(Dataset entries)
..........

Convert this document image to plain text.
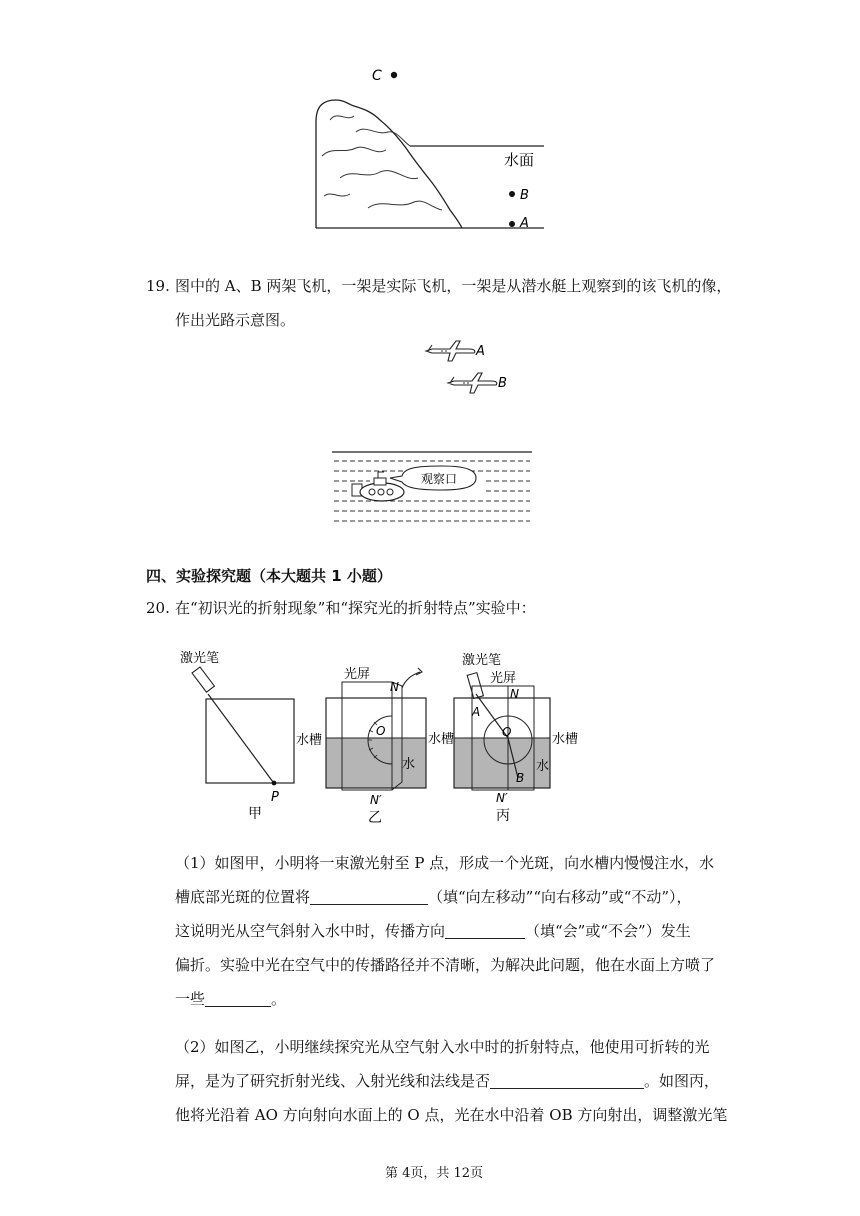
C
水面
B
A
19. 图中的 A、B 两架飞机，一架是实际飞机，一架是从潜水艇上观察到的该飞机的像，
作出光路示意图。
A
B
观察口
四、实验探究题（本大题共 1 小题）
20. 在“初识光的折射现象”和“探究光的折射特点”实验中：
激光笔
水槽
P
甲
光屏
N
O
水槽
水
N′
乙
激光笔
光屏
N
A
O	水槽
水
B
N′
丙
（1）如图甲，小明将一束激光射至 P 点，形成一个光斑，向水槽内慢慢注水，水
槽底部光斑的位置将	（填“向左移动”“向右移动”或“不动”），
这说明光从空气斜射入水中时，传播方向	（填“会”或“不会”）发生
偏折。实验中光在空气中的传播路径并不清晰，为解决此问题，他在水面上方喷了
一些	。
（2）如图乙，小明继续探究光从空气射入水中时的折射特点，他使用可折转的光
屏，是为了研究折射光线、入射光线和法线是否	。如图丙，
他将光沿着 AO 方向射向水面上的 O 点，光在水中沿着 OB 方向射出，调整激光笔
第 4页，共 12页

..........

» **TASK STATEMENT**
Write the full listing out again with every line unchanged, but include no pictures.

» **CORRECT OUTPUT**
Convert this document image to plain text.
C
水面
B
A
19. 图中的 A、B 两架飞机，一架是实际飞机，一架是从潜水艇上观察到的该飞机的像，
作出光路示意图。
A
B
观察口
四、实验探究题（本大题共 1 小题）
20. 在“初识光的折射现象”和“探究光的折射特点”实验中：
激光笔
水槽
P
甲
光屏
N
O
水槽
水
N′
乙
激光笔
光屏
N
A
O	水槽
水
B
N′
丙
（1）如图甲，小明将一束激光射至 P 点，形成一个光斑，向水槽内慢慢注水，水
槽底部光斑的位置将	（填“向左移动”“向右移动”或“不动”），
这说明光从空气斜射入水中时，传播方向	（填“会”或“不会”）发生
偏折。实验中光在空气中的传播路径并不清晰，为解决此问题，他在水面上方喷了
一些	。
（2）如图乙，小明继续探究光从空气射入水中时的折射特点，他使用可折转的光
屏，是为了研究折射光线、入射光线和法线是否	。如图丙，
他将光沿着 AO 方向射向水面上的 O 点，光在水中沿着 OB 方向射出，调整激光笔
第 4页，共 12页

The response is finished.